→ TASK INSTRUCTIONS
Rewrite the listing lines from the one containing "Patent image size: (1270, 994)." through the one containing "The path 108 is at (1055, 585).", changing "detailed" to "close-up" and keeping everything else the same. Return only those lines.

---- STORED DATA

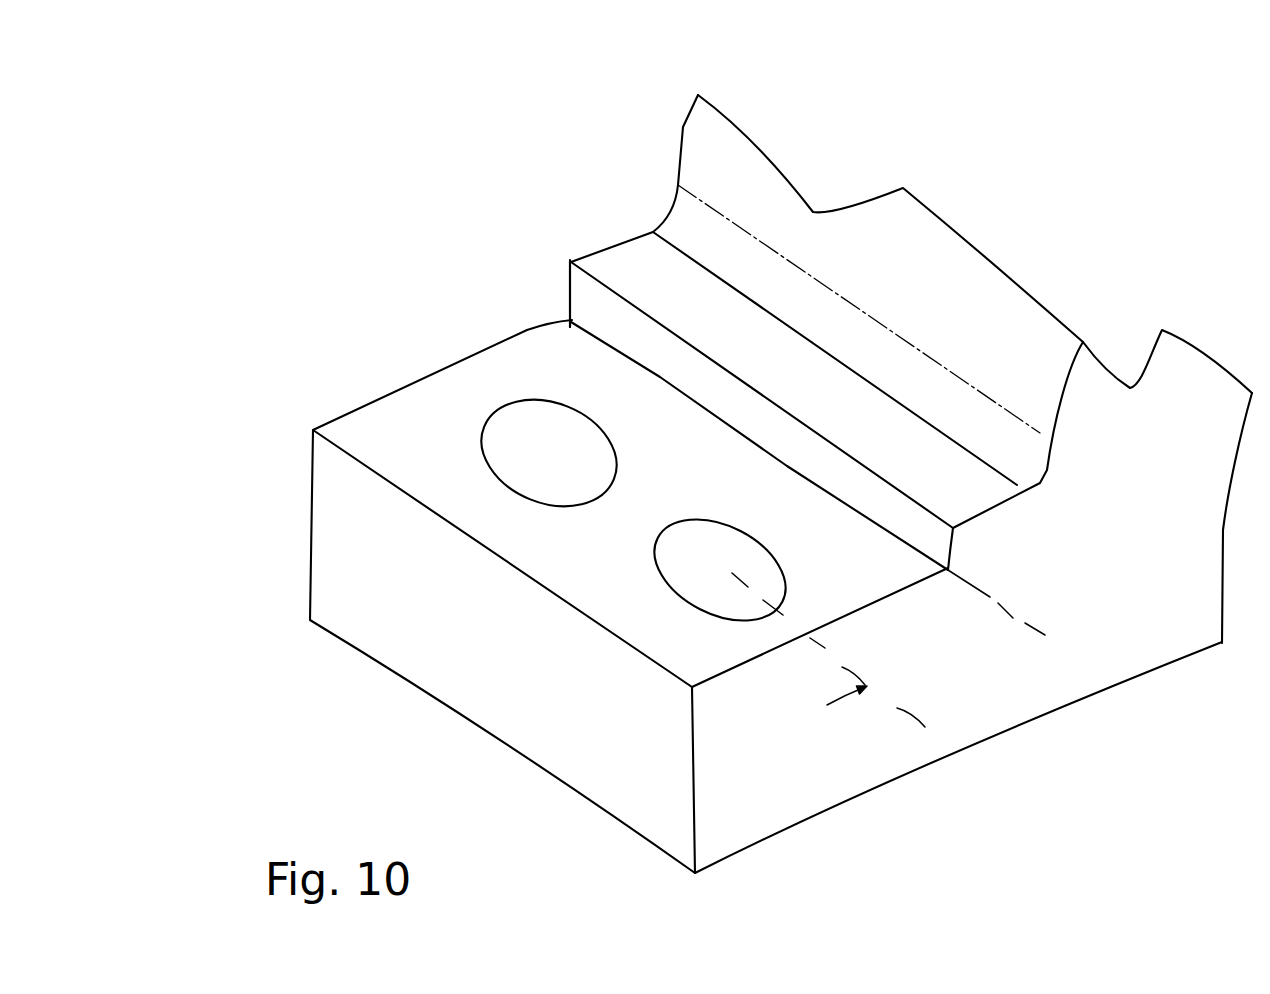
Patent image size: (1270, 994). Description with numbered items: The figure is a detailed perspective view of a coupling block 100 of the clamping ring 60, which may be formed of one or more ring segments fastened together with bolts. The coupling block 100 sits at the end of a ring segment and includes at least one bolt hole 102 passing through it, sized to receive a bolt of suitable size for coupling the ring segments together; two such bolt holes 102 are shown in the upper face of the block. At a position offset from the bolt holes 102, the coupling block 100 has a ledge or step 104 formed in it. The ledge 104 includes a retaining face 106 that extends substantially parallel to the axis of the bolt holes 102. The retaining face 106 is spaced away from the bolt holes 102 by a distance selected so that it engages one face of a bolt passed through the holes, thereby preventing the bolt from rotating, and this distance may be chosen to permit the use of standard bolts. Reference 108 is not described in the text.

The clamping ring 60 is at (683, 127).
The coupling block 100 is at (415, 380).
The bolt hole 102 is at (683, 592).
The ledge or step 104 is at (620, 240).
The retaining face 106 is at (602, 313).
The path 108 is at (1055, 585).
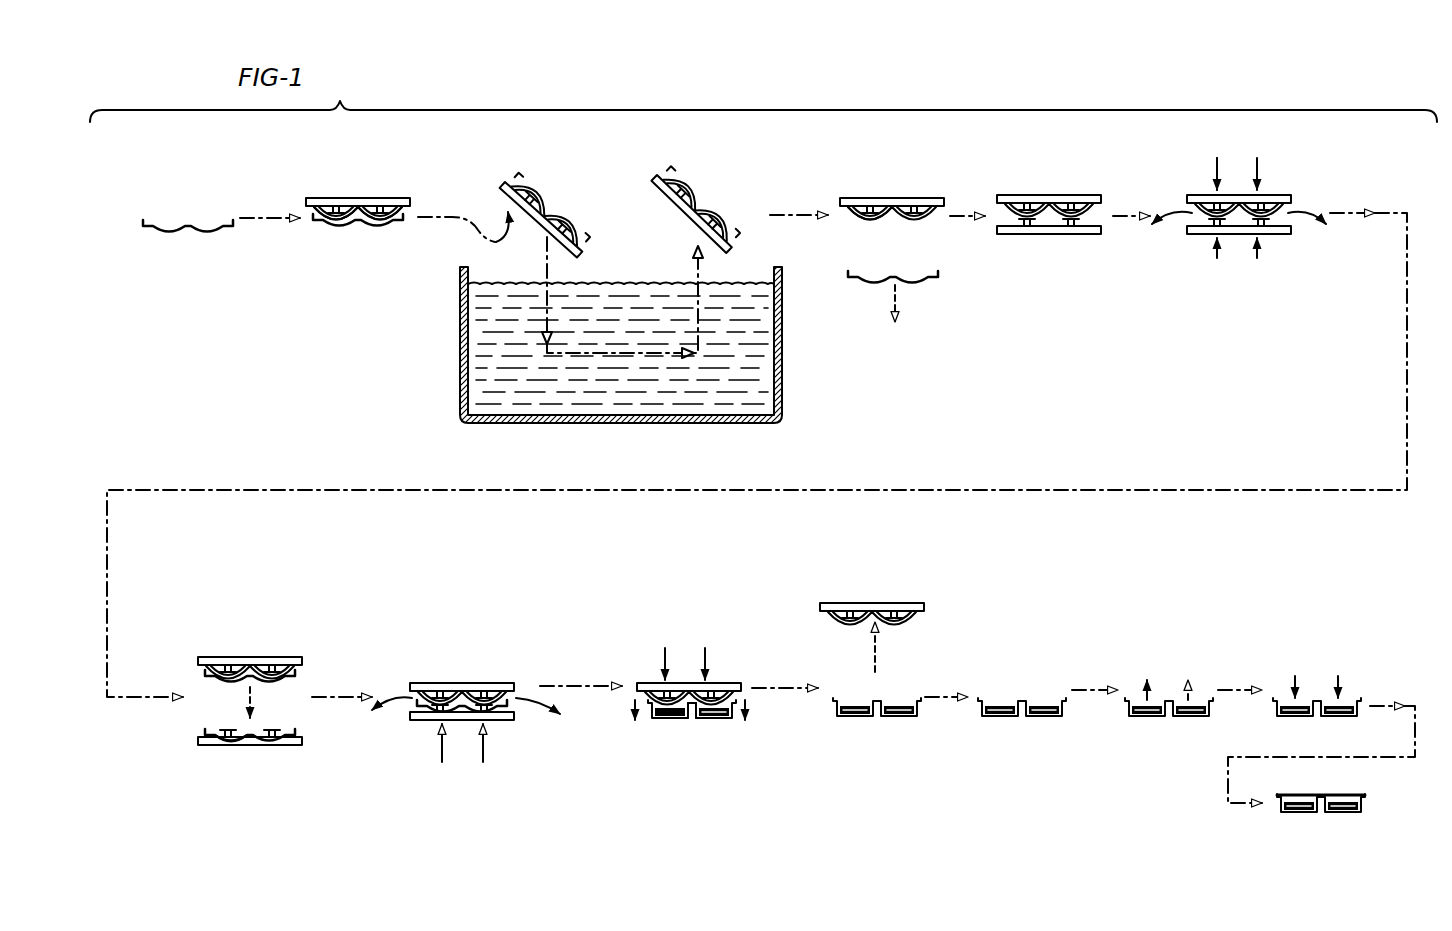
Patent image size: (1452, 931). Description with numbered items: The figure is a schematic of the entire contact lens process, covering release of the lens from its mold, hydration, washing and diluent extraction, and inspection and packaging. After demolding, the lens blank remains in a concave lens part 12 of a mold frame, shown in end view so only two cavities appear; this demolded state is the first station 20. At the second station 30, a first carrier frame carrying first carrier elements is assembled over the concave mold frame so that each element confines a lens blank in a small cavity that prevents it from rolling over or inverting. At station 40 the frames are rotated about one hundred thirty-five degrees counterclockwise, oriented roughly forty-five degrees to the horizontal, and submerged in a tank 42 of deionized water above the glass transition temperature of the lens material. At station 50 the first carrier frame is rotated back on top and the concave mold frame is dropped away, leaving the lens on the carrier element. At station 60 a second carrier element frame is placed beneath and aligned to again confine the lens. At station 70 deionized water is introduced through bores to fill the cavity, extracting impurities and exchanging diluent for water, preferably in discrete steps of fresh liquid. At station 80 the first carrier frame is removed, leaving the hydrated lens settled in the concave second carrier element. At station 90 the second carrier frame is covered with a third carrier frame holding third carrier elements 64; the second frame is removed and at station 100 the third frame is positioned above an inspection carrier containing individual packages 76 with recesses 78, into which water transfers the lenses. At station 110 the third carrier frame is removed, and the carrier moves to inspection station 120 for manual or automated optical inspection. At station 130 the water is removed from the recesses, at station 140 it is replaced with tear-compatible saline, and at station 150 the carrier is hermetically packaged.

--------
---- STORED DATA

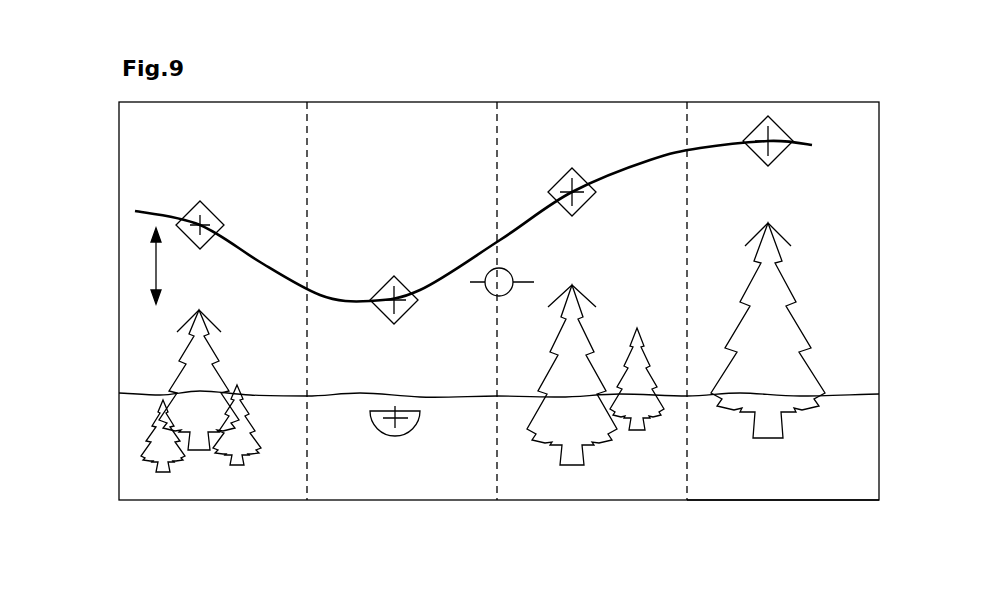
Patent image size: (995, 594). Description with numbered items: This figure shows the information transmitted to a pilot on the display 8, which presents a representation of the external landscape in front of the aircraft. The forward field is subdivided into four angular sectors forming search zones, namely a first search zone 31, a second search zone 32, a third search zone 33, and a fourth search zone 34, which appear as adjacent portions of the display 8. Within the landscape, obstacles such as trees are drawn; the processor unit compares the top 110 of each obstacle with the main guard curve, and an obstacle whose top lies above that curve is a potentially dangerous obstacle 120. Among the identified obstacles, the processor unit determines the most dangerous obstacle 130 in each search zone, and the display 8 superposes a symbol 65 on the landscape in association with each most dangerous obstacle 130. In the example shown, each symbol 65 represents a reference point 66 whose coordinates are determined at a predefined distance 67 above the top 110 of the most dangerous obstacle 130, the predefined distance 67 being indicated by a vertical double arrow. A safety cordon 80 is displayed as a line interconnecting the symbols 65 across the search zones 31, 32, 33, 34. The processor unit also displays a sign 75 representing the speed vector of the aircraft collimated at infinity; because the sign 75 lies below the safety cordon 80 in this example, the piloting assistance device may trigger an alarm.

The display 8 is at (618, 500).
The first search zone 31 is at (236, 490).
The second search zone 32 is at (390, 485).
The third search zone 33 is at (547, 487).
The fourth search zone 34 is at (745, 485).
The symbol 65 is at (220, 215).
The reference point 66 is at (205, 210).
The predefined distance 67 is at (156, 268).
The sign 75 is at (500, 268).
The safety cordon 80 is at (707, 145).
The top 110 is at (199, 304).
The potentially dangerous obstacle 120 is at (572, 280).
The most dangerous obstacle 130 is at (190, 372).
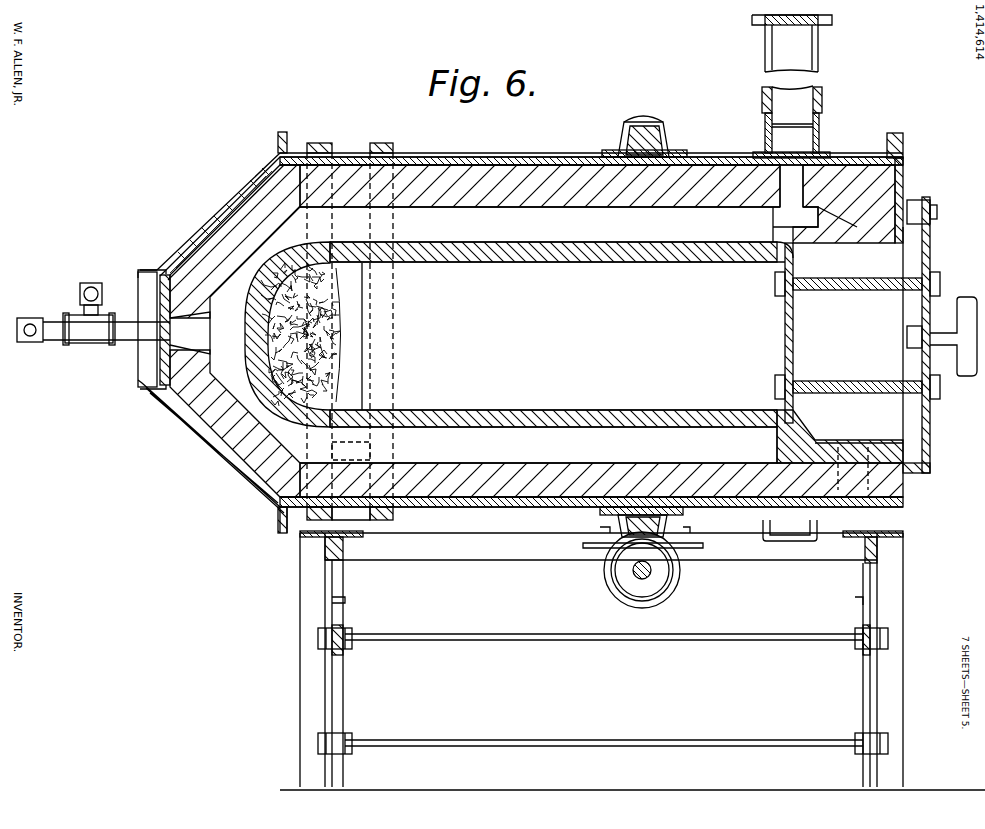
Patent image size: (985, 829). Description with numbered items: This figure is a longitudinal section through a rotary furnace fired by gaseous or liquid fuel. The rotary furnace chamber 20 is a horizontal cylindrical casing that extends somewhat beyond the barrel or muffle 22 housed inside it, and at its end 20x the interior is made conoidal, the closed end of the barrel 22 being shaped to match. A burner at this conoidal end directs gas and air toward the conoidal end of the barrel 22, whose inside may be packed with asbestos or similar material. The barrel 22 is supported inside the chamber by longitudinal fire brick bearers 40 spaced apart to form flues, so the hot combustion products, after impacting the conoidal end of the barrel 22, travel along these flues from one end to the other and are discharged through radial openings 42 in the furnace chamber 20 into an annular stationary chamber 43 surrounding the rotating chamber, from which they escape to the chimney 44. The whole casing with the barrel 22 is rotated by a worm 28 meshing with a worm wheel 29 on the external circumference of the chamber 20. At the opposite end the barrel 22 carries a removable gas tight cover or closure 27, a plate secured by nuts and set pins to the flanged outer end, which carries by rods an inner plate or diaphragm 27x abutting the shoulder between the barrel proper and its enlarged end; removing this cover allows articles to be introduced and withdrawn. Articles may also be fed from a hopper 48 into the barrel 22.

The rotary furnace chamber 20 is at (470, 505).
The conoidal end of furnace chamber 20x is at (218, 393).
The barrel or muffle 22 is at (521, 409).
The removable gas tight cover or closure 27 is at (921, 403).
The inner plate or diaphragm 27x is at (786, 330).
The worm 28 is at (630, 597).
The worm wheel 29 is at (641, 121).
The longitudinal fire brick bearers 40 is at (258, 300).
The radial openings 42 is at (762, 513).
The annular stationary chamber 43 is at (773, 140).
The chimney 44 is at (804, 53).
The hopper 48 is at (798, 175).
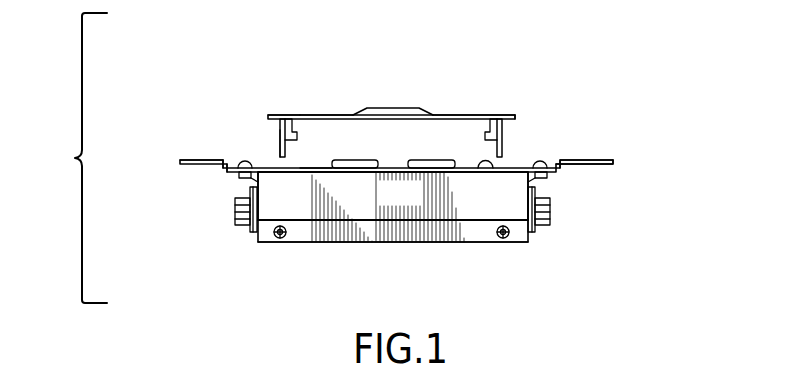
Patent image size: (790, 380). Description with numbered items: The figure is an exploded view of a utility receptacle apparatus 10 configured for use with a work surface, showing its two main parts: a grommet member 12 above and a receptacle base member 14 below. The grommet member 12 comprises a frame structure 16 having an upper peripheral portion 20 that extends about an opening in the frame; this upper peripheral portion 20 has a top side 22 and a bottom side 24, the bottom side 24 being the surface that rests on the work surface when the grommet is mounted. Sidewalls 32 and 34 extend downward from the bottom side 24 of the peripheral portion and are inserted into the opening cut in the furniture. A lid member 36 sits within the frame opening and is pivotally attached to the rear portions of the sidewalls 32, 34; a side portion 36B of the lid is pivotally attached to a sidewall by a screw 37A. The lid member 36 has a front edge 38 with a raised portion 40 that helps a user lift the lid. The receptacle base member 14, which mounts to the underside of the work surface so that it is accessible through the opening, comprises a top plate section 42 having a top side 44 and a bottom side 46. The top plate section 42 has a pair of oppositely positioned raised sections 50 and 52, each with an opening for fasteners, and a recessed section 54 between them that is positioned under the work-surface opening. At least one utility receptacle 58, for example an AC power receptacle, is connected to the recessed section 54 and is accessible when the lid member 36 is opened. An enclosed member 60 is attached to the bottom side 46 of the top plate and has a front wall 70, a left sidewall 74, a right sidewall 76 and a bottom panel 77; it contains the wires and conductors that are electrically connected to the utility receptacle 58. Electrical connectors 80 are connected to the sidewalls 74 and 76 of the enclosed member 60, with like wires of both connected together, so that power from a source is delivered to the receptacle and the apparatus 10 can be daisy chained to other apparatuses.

--------
---- STORED DATA

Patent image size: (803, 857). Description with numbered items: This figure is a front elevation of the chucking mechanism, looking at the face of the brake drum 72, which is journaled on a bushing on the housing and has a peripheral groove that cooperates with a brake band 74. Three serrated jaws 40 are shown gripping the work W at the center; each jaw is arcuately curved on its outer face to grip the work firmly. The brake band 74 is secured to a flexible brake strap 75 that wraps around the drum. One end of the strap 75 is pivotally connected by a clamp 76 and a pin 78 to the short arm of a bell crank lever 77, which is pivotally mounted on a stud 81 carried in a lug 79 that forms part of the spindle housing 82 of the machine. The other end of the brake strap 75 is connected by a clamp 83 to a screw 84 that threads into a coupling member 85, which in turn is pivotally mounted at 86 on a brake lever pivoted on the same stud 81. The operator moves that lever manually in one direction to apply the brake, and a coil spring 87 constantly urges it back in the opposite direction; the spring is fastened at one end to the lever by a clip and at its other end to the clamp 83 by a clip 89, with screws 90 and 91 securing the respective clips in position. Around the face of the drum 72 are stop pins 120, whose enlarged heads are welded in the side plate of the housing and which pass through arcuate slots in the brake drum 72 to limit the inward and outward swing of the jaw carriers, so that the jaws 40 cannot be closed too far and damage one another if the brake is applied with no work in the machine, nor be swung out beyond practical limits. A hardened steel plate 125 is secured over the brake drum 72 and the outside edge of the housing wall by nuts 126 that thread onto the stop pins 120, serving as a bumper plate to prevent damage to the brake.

--------

→ CORRECT ANSWER
Patent image size: (1270, 994). Description with numbered items: The figure is a close-up perspective view of a coupling block 100 of the clamping ring 60, which may be formed of one or more ring segments fastened together with bolts. The coupling block 100 sits at the end of a ring segment and includes at least one bolt hole 102 passing through it, sized to receive a bolt of suitable size for coupling the ring segments together; two such bolt holes 102 are shown in the upper face of the block. At a position offset from the bolt holes 102, the coupling block 100 has a ledge or step 104 formed in it. The ledge 104 includes a retaining face 106 that extends substantially parallel to the axis of the bolt holes 102. The retaining face 106 is spaced away from the bolt holes 102 by a distance selected so that it engages one face of a bolt passed through the holes, thereby preventing the bolt from rotating, and this distance may be chosen to permit the use of standard bolts. Reference 108 is not described in the text.

The clamping ring 60 is at (683, 127).
The coupling block 100 is at (415, 380).
The bolt hole 102 is at (683, 592).
The ledge or step 104 is at (620, 240).
The retaining face 106 is at (602, 313).
The path 108 is at (1055, 585).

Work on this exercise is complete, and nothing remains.